● **REQUIREMENTS**: Wherever the string "chevron" shows up in a line, count that line. Give the total alone.

* START *

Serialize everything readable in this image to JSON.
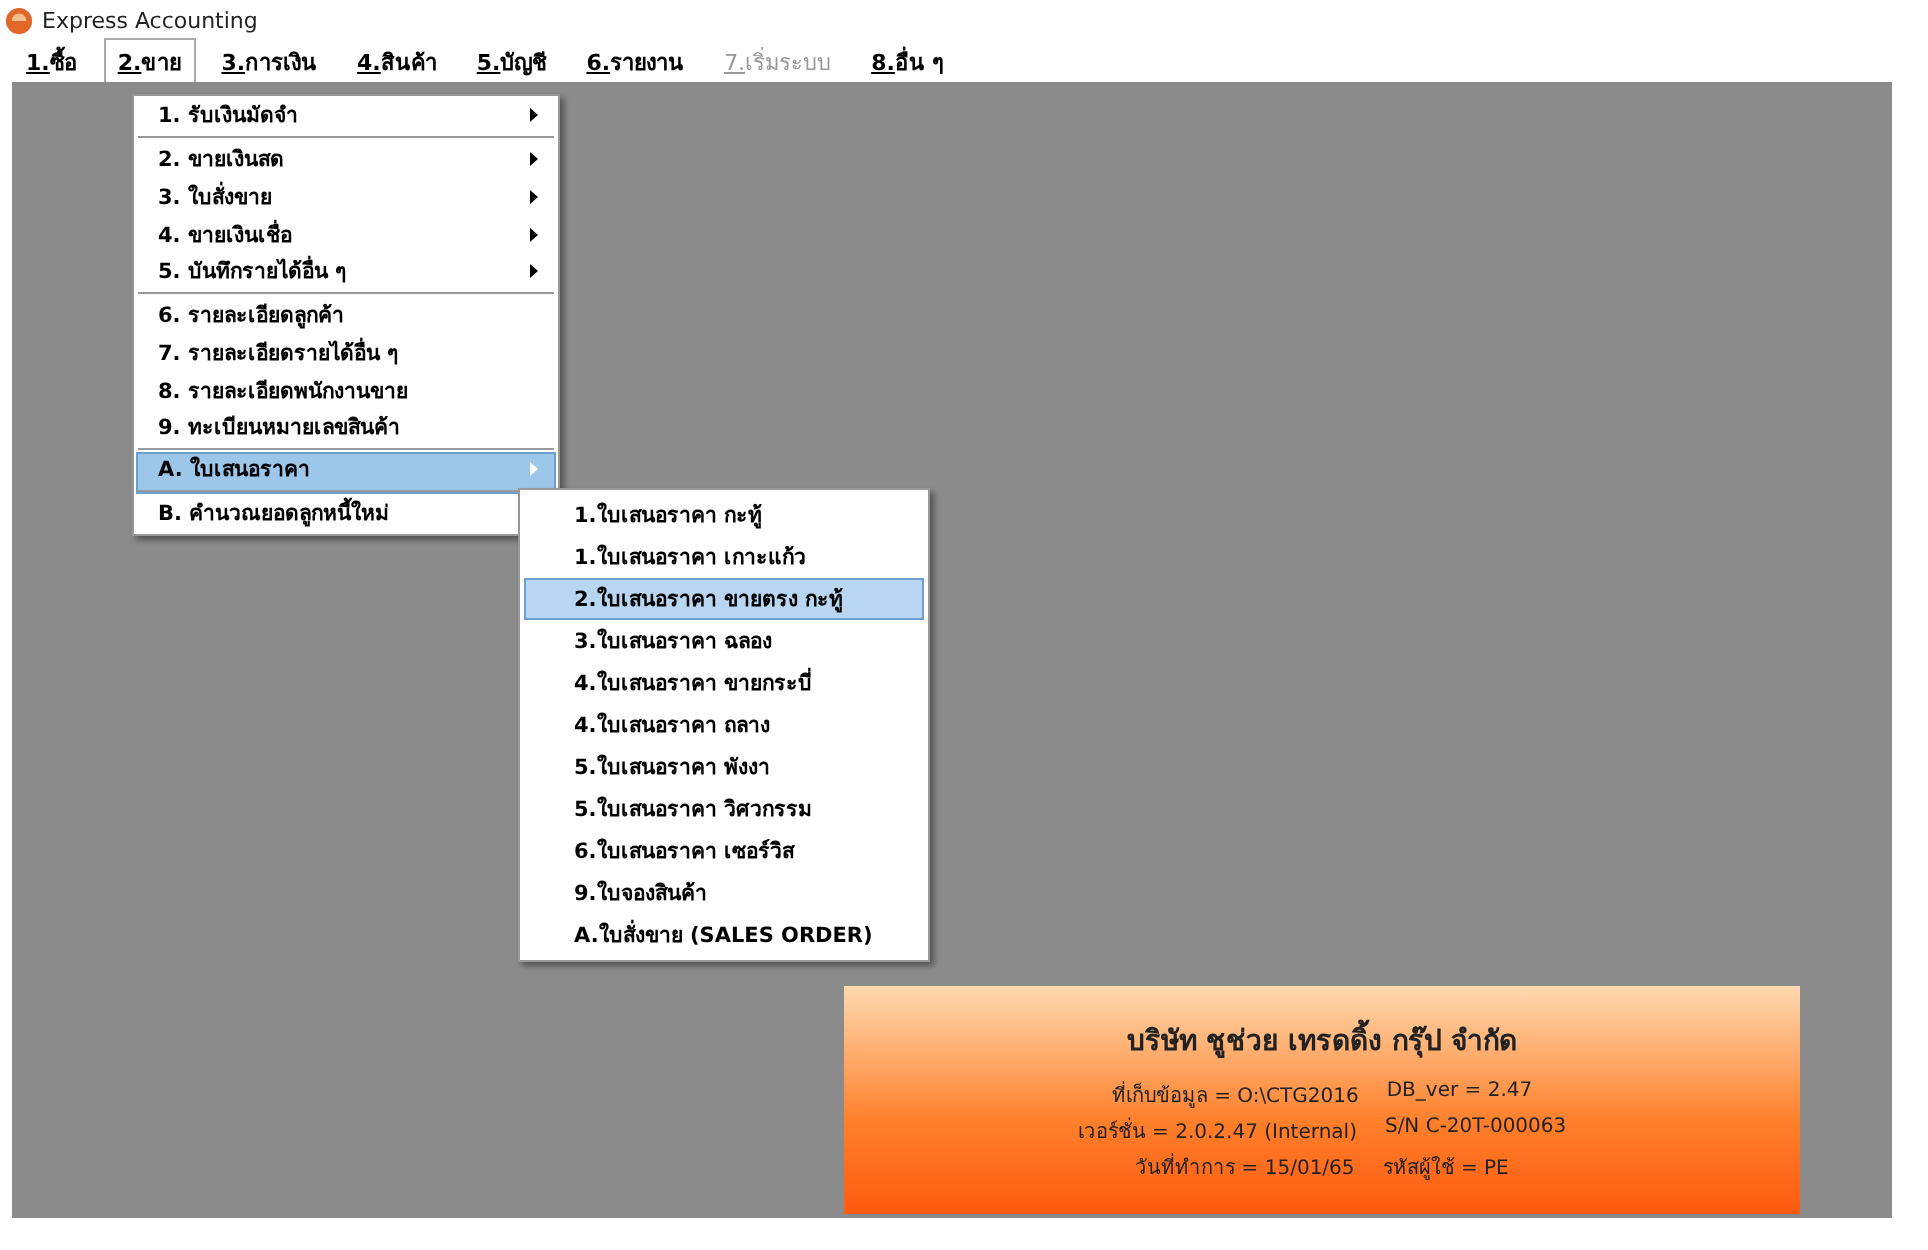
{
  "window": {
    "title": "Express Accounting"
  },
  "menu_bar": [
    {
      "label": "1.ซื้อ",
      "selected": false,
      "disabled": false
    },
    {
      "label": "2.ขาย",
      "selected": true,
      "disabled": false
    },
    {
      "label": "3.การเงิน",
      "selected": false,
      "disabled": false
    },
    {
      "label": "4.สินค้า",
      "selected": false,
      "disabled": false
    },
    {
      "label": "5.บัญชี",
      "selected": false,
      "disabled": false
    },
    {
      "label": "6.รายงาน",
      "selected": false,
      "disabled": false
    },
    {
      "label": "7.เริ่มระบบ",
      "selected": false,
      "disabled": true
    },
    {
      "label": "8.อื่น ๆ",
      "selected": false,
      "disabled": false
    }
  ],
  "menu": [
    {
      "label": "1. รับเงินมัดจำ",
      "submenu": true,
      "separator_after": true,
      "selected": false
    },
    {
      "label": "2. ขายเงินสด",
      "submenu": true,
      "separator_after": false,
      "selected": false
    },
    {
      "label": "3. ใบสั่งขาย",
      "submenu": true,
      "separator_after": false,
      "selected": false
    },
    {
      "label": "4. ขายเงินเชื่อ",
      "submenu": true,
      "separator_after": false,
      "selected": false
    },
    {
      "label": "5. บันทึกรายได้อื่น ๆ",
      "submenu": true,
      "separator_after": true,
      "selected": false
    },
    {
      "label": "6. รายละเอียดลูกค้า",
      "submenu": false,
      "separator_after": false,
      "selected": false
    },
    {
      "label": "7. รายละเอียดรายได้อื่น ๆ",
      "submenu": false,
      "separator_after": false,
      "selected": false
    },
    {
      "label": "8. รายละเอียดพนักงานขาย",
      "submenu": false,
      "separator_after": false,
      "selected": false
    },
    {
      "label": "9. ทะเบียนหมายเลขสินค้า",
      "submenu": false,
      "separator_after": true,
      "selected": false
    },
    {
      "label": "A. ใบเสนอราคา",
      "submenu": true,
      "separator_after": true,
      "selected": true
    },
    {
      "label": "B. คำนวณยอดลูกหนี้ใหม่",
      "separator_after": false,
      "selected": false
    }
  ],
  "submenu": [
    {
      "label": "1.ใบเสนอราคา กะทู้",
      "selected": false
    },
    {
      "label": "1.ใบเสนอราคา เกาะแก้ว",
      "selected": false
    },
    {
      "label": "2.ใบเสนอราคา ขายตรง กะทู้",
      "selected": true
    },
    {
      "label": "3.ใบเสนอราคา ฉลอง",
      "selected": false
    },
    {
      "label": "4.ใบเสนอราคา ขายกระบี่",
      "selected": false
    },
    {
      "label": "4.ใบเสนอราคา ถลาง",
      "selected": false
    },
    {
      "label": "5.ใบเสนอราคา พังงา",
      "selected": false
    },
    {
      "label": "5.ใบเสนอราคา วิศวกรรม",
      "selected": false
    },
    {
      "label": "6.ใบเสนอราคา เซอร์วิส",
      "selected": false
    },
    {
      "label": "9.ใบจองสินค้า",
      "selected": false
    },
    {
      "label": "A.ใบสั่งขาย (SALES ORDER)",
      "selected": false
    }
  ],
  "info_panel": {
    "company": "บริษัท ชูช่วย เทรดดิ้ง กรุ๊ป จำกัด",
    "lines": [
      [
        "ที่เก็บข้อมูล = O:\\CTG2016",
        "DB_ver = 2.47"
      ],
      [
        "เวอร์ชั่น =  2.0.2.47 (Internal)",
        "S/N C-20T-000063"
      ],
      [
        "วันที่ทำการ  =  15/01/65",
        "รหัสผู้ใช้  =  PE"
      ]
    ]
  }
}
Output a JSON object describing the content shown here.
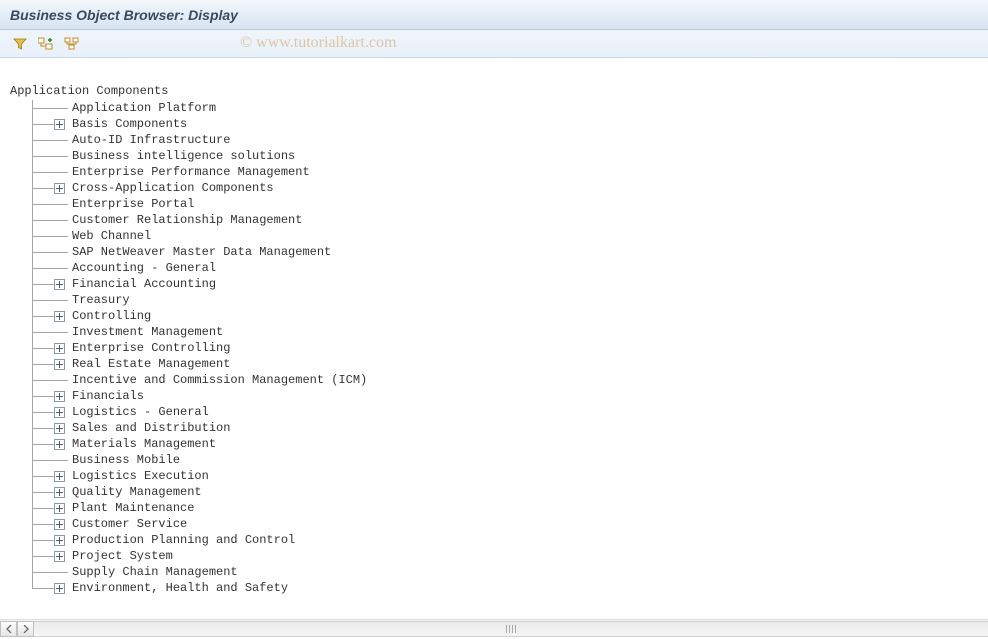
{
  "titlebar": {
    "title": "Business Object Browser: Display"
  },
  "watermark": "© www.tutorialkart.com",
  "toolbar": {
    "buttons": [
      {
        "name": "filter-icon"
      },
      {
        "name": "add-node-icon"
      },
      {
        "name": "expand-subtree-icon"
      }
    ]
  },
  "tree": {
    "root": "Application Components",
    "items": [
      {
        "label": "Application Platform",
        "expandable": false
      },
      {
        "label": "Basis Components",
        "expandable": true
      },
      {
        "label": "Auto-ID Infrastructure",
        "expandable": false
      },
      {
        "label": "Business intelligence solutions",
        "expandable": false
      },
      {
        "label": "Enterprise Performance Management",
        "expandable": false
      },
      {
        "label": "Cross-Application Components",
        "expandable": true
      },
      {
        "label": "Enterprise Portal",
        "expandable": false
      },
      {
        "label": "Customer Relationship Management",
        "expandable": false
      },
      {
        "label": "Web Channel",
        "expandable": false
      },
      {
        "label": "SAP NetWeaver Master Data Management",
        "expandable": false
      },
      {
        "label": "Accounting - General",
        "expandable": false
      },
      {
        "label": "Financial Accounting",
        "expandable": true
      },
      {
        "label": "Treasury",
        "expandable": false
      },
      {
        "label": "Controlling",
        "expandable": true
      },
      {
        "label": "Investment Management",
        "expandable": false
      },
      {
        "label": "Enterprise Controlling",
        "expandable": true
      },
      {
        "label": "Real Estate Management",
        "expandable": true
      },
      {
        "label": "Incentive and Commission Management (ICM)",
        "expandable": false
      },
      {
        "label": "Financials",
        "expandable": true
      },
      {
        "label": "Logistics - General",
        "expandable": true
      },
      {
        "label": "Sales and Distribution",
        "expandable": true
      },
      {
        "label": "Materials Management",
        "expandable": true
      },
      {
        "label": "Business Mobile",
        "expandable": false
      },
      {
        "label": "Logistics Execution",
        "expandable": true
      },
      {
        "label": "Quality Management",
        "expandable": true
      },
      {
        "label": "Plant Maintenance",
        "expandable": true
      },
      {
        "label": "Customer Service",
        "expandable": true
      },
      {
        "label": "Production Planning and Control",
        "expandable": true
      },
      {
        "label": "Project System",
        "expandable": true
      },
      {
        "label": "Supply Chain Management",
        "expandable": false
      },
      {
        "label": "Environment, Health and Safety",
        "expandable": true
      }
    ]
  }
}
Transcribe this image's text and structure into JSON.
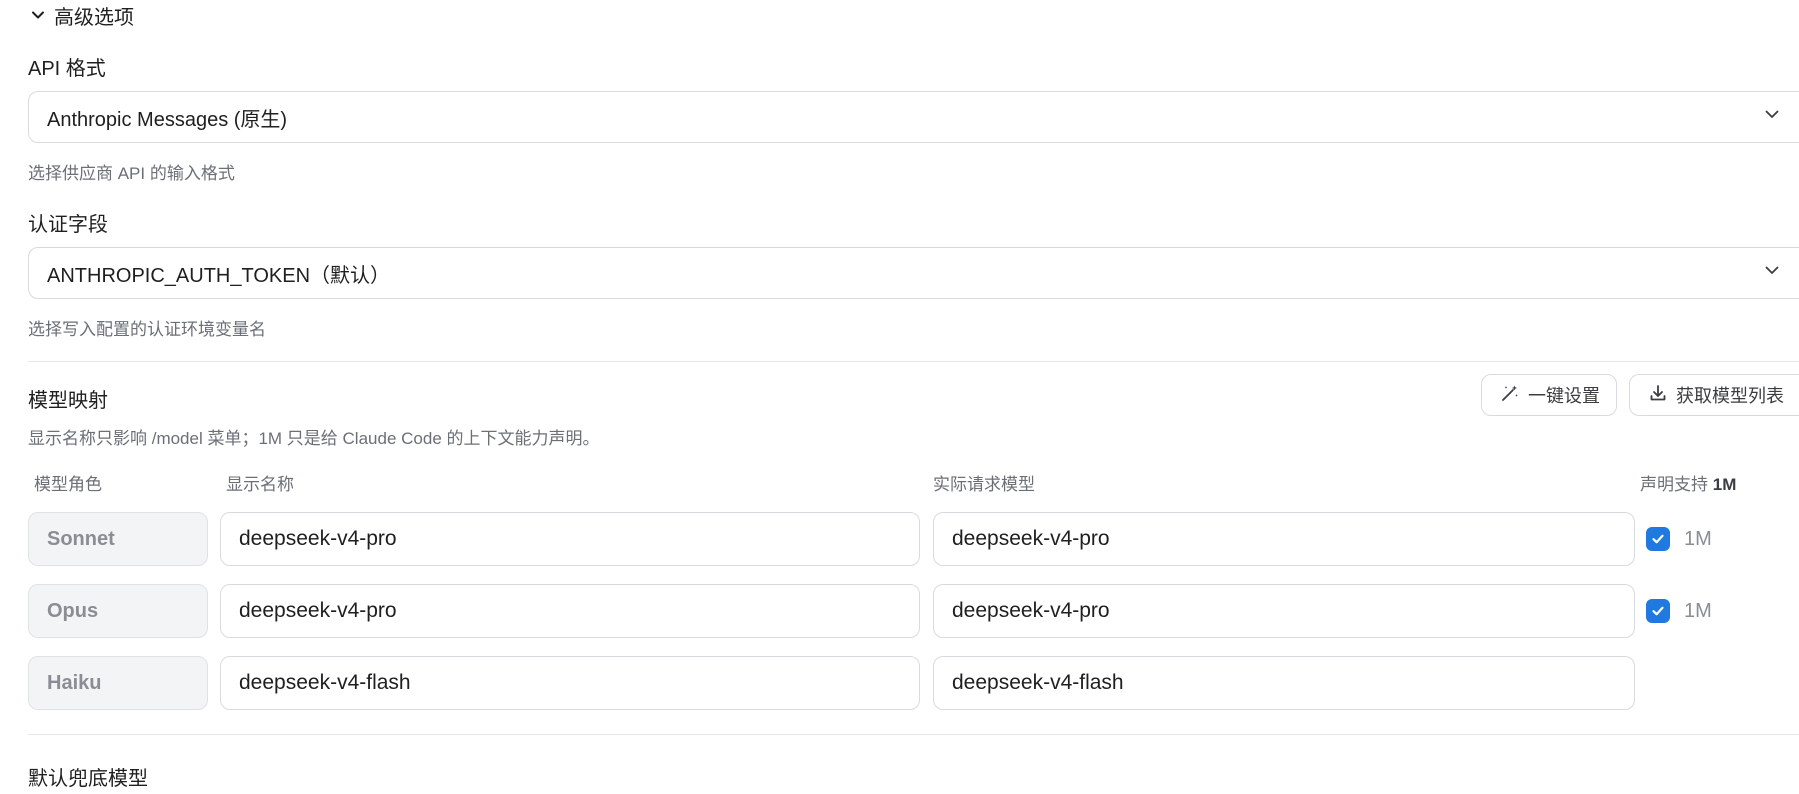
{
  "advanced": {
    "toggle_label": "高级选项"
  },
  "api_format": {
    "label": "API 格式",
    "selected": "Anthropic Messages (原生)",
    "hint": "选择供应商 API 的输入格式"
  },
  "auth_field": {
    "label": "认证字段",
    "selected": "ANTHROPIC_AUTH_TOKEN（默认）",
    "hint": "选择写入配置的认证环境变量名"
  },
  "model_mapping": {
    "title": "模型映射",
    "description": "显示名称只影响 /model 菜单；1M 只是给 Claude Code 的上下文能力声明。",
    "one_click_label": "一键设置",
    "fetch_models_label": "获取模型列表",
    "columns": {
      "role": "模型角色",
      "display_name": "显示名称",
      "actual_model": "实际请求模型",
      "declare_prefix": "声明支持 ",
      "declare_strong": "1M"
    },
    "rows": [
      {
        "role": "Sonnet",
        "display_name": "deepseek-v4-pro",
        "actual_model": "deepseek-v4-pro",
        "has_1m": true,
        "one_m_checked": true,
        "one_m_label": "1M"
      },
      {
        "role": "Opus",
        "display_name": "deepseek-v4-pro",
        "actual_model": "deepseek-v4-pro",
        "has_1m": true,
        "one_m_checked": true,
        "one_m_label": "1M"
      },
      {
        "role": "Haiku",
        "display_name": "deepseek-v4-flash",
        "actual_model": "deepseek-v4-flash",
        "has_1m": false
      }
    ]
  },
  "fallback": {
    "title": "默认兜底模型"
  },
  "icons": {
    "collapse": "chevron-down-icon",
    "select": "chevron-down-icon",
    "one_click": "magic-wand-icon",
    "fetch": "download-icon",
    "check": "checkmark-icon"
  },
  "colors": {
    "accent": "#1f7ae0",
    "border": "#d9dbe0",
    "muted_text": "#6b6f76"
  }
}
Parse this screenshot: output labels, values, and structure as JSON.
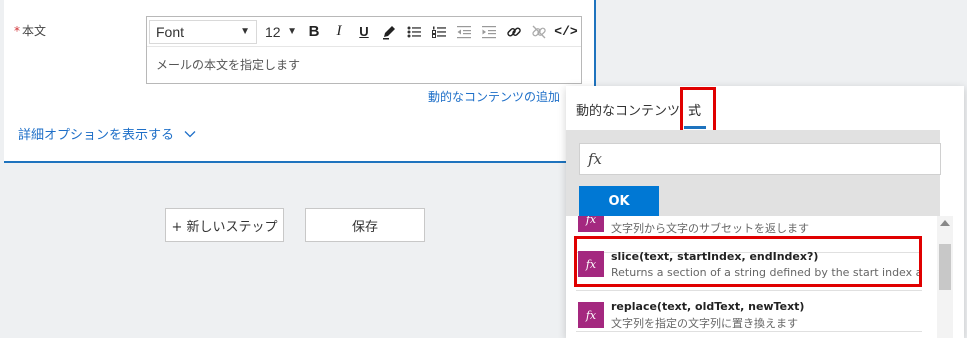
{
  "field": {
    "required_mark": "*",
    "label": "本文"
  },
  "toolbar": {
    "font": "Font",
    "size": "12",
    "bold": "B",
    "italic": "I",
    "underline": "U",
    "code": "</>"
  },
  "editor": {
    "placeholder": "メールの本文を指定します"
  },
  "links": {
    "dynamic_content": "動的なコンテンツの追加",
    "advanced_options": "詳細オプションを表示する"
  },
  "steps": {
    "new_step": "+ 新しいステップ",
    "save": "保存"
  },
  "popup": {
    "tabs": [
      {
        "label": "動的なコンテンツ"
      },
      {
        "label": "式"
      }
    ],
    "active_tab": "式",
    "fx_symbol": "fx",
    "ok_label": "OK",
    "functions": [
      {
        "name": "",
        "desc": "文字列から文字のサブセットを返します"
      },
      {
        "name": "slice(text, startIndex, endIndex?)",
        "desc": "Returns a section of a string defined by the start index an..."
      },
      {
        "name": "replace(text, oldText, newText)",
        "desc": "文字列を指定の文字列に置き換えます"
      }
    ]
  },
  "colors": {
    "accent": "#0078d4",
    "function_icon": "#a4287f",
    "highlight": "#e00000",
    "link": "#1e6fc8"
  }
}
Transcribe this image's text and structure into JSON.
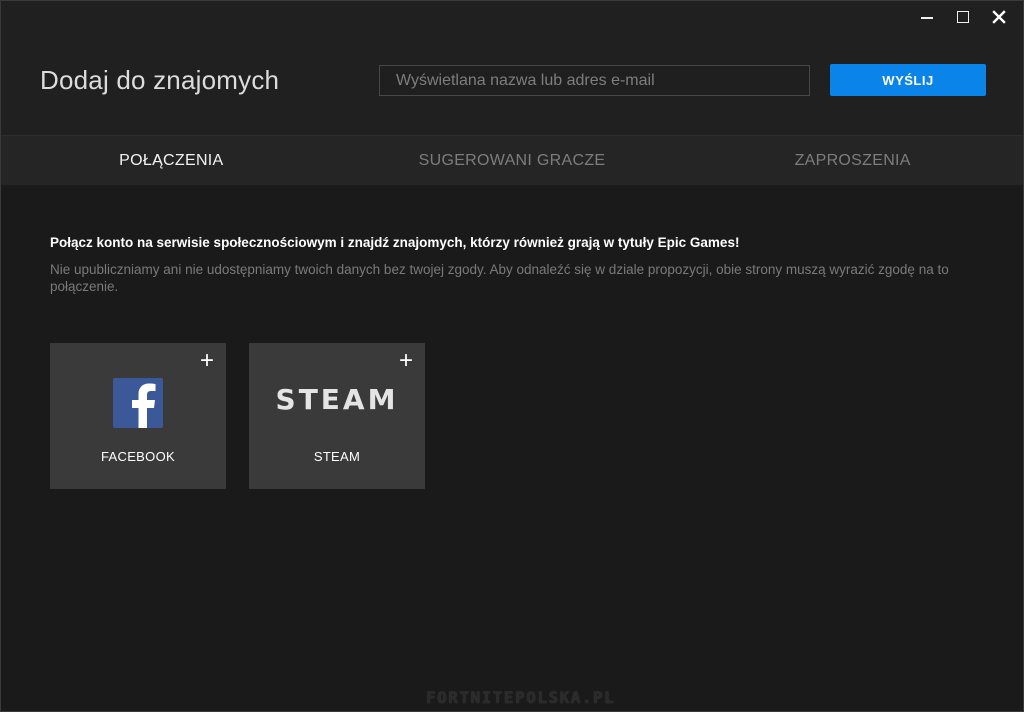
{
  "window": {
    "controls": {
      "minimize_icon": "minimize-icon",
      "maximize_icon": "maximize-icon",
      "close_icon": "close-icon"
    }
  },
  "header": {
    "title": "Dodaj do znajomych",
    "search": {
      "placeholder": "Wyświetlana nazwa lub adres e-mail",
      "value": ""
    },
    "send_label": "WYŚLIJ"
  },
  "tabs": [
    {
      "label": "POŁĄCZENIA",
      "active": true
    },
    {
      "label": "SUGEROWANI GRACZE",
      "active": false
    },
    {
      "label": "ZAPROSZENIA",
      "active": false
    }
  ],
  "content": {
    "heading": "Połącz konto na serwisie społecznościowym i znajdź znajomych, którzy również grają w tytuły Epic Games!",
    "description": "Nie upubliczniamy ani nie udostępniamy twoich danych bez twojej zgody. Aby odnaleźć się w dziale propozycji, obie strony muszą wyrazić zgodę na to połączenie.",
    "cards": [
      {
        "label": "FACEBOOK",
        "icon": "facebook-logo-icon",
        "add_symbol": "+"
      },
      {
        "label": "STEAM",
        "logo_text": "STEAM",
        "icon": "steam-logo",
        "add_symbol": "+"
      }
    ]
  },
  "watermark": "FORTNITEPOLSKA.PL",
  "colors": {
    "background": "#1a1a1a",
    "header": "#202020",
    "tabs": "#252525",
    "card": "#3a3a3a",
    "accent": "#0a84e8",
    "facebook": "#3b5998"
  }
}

* END *

● **RESULT FOR THIS TASK**: 2